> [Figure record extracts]
☆ ☆ ☆ ☆ ☆ ☆ ☆

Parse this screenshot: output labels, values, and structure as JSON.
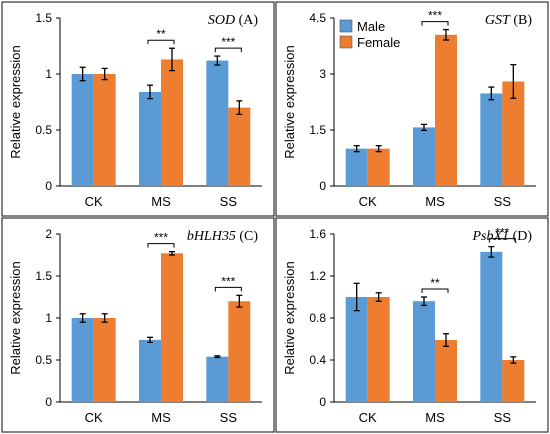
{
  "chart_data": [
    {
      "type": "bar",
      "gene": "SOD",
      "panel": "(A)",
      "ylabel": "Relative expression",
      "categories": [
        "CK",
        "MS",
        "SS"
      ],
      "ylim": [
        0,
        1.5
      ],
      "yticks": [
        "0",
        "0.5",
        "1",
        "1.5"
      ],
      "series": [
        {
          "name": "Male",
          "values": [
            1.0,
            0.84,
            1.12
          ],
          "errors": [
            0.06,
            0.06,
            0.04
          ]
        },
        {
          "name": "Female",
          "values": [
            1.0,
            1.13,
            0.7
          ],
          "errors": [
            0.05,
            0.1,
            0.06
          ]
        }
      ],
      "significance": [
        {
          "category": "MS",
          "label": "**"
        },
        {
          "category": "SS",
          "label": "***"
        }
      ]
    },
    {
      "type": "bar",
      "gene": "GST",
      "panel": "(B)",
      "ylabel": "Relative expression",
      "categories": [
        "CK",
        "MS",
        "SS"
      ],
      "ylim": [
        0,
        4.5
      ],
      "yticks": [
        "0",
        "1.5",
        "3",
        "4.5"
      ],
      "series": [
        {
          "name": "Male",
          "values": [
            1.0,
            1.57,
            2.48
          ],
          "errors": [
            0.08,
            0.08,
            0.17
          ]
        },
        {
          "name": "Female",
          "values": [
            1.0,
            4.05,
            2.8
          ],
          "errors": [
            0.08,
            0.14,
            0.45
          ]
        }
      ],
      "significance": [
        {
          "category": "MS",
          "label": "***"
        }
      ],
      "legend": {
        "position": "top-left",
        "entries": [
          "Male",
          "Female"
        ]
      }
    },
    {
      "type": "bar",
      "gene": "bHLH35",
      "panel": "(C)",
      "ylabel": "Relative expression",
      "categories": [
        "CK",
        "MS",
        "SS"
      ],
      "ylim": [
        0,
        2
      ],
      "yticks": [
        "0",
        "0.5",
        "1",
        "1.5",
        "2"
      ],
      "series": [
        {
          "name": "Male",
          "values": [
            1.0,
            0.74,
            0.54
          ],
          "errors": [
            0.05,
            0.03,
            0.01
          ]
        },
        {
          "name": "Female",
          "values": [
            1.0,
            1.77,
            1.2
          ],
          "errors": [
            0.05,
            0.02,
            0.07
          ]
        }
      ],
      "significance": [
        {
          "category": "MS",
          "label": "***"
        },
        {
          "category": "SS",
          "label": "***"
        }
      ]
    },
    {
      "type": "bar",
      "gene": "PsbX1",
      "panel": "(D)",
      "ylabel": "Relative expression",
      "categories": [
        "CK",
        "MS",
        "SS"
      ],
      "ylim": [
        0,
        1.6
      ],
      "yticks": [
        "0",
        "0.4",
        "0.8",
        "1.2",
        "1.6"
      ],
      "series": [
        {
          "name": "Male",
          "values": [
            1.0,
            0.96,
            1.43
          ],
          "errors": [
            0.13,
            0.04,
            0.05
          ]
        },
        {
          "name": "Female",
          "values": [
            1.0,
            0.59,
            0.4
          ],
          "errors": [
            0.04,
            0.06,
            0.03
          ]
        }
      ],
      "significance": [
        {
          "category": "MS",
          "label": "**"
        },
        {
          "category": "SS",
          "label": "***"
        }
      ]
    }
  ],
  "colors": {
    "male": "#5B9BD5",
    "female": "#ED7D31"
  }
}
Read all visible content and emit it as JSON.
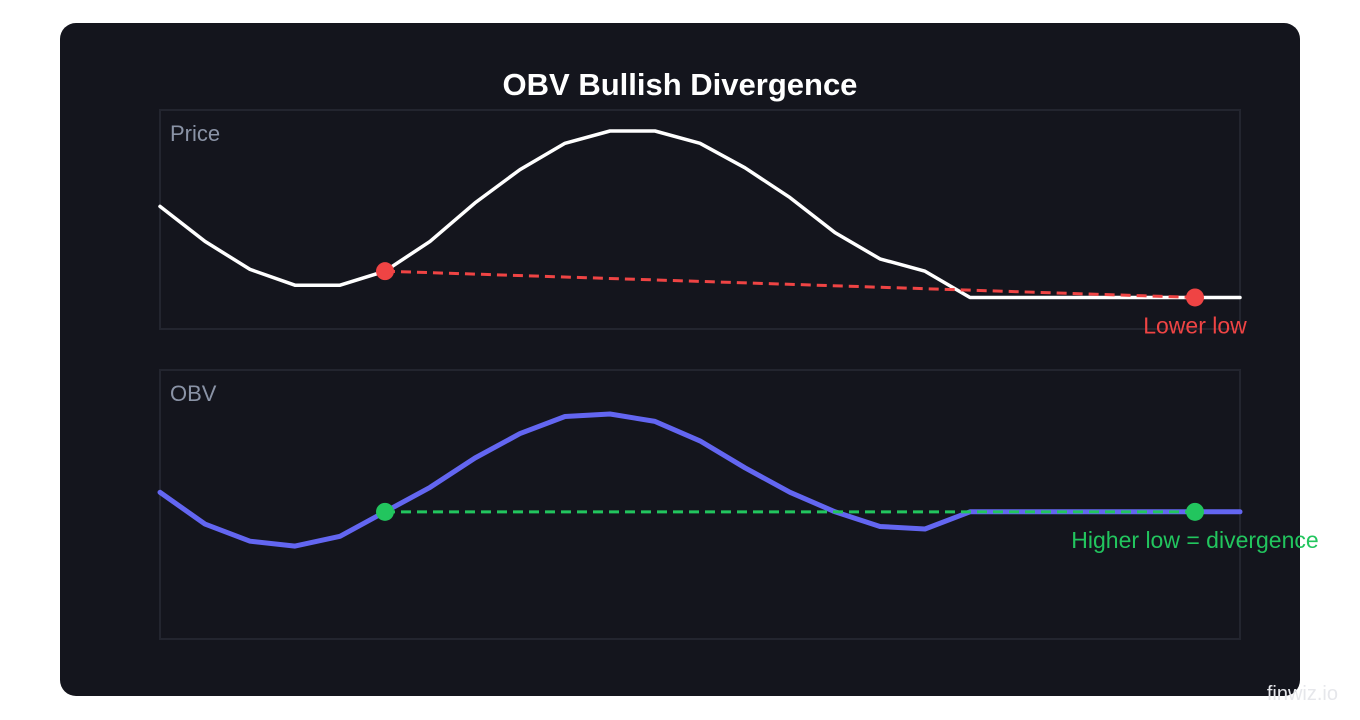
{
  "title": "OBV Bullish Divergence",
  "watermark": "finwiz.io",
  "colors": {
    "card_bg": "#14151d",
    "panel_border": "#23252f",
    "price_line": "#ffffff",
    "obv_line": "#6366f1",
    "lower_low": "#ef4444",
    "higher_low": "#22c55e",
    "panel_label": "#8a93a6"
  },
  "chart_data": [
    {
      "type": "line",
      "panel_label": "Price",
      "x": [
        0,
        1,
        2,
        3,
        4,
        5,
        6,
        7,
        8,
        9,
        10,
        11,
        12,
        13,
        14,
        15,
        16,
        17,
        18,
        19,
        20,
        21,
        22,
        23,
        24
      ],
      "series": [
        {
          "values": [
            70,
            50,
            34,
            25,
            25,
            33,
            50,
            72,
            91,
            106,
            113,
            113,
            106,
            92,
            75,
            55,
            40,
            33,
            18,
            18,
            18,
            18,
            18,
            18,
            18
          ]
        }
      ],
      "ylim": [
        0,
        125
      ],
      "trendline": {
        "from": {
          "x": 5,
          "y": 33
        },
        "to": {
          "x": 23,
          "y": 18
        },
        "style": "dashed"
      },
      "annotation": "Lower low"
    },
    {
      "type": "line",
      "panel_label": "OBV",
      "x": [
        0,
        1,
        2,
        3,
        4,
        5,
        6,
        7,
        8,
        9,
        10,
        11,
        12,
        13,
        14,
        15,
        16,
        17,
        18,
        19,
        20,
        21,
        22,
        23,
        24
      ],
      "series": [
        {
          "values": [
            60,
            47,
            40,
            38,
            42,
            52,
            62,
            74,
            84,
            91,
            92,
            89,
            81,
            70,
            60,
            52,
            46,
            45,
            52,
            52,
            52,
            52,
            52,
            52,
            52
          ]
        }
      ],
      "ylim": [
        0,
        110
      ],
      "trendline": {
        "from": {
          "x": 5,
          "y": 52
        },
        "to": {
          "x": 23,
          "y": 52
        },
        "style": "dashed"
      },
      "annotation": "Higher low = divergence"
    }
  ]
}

☆ ☆ ☆ ☆ ☆ ☆ ☆

> [Instruction]
Transcribe the full listing character for character. Pictures are excluded.

> [Task result]
Parse this screenshot: output labels, values, and structure as JSON.
{
  "chart_data": [
    {
      "type": "bar",
      "gene": "SOD",
      "panel": "(A)",
      "ylabel": "Relative expression",
      "categories": [
        "CK",
        "MS",
        "SS"
      ],
      "ylim": [
        0,
        1.5
      ],
      "yticks": [
        "0",
        "0.5",
        "1",
        "1.5"
      ],
      "series": [
        {
          "name": "Male",
          "values": [
            1.0,
            0.84,
            1.12
          ],
          "errors": [
            0.06,
            0.06,
            0.04
          ]
        },
        {
          "name": "Female",
          "values": [
            1.0,
            1.13,
            0.7
          ],
          "errors": [
            0.05,
            0.1,
            0.06
          ]
        }
      ],
      "significance": [
        {
          "category": "MS",
          "label": "**"
        },
        {
          "category": "SS",
          "label": "***"
        }
      ]
    },
    {
      "type": "bar",
      "gene": "GST",
      "panel": "(B)",
      "ylabel": "Relative expression",
      "categories": [
        "CK",
        "MS",
        "SS"
      ],
      "ylim": [
        0,
        4.5
      ],
      "yticks": [
        "0",
        "1.5",
        "3",
        "4.5"
      ],
      "series": [
        {
          "name": "Male",
          "values": [
            1.0,
            1.57,
            2.48
          ],
          "errors": [
            0.08,
            0.08,
            0.17
          ]
        },
        {
          "name": "Female",
          "values": [
            1.0,
            4.05,
            2.8
          ],
          "errors": [
            0.08,
            0.14,
            0.45
          ]
        }
      ],
      "significance": [
        {
          "category": "MS",
          "label": "***"
        }
      ],
      "legend": {
        "position": "top-left",
        "entries": [
          "Male",
          "Female"
        ]
      }
    },
    {
      "type": "bar",
      "gene": "bHLH35",
      "panel": "(C)",
      "ylabel": "Relative expression",
      "categories": [
        "CK",
        "MS",
        "SS"
      ],
      "ylim": [
        0,
        2
      ],
      "yticks": [
        "0",
        "0.5",
        "1",
        "1.5",
        "2"
      ],
      "series": [
        {
          "name": "Male",
          "values": [
            1.0,
            0.74,
            0.54
          ],
          "errors": [
            0.05,
            0.03,
            0.01
          ]
        },
        {
          "name": "Female",
          "values": [
            1.0,
            1.77,
            1.2
          ],
          "errors": [
            0.05,
            0.02,
            0.07
          ]
        }
      ],
      "significance": [
        {
          "category": "MS",
          "label": "***"
        },
        {
          "category": "SS",
          "label": "***"
        }
      ]
    },
    {
      "type": "bar",
      "gene": "PsbX1",
      "panel": "(D)",
      "ylabel": "Relative expression",
      "categories": [
        "CK",
        "MS",
        "SS"
      ],
      "ylim": [
        0,
        1.6
      ],
      "yticks": [
        "0",
        "0.4",
        "0.8",
        "1.2",
        "1.6"
      ],
      "series": [
        {
          "name": "Male",
          "values": [
            1.0,
            0.96,
            1.43
          ],
          "errors": [
            0.13,
            0.04,
            0.05
          ]
        },
        {
          "name": "Female",
          "values": [
            1.0,
            0.59,
            0.4
          ],
          "errors": [
            0.04,
            0.06,
            0.03
          ]
        }
      ],
      "significance": [
        {
          "category": "MS",
          "label": "**"
        },
        {
          "category": "SS",
          "label": "***"
        }
      ]
    }
  ],
  "colors": {
    "male": "#5B9BD5",
    "female": "#ED7D31"
  }
}
Read all visible content and emit it as JSON.
{
  "title": "OBV Bullish Divergence",
  "watermark": "finwiz.io",
  "colors": {
    "card_bg": "#14151d",
    "panel_border": "#23252f",
    "price_line": "#ffffff",
    "obv_line": "#6366f1",
    "lower_low": "#ef4444",
    "higher_low": "#22c55e",
    "panel_label": "#8a93a6"
  },
  "chart_data": [
    {
      "type": "line",
      "panel_label": "Price",
      "x": [
        0,
        1,
        2,
        3,
        4,
        5,
        6,
        7,
        8,
        9,
        10,
        11,
        12,
        13,
        14,
        15,
        16,
        17,
        18,
        19,
        20,
        21,
        22,
        23,
        24
      ],
      "series": [
        {
          "values": [
            70,
            50,
            34,
            25,
            25,
            33,
            50,
            72,
            91,
            106,
            113,
            113,
            106,
            92,
            75,
            55,
            40,
            33,
            18,
            18,
            18,
            18,
            18,
            18,
            18
          ]
        }
      ],
      "ylim": [
        0,
        125
      ],
      "trendline": {
        "from": {
          "x": 5,
          "y": 33
        },
        "to": {
          "x": 23,
          "y": 18
        },
        "style": "dashed"
      },
      "annotation": "Lower low"
    },
    {
      "type": "line",
      "panel_label": "OBV",
      "x": [
        0,
        1,
        2,
        3,
        4,
        5,
        6,
        7,
        8,
        9,
        10,
        11,
        12,
        13,
        14,
        15,
        16,
        17,
        18,
        19,
        20,
        21,
        22,
        23,
        24
      ],
      "series": [
        {
          "values": [
            60,
            47,
            40,
            38,
            42,
            52,
            62,
            74,
            84,
            91,
            92,
            89,
            81,
            70,
            60,
            52,
            46,
            45,
            52,
            52,
            52,
            52,
            52,
            52,
            52
          ]
        }
      ],
      "ylim": [
        0,
        110
      ],
      "trendline": {
        "from": {
          "x": 5,
          "y": 52
        },
        "to": {
          "x": 23,
          "y": 52
        },
        "style": "dashed"
      },
      "annotation": "Higher low = divergence"
    }
  ]
}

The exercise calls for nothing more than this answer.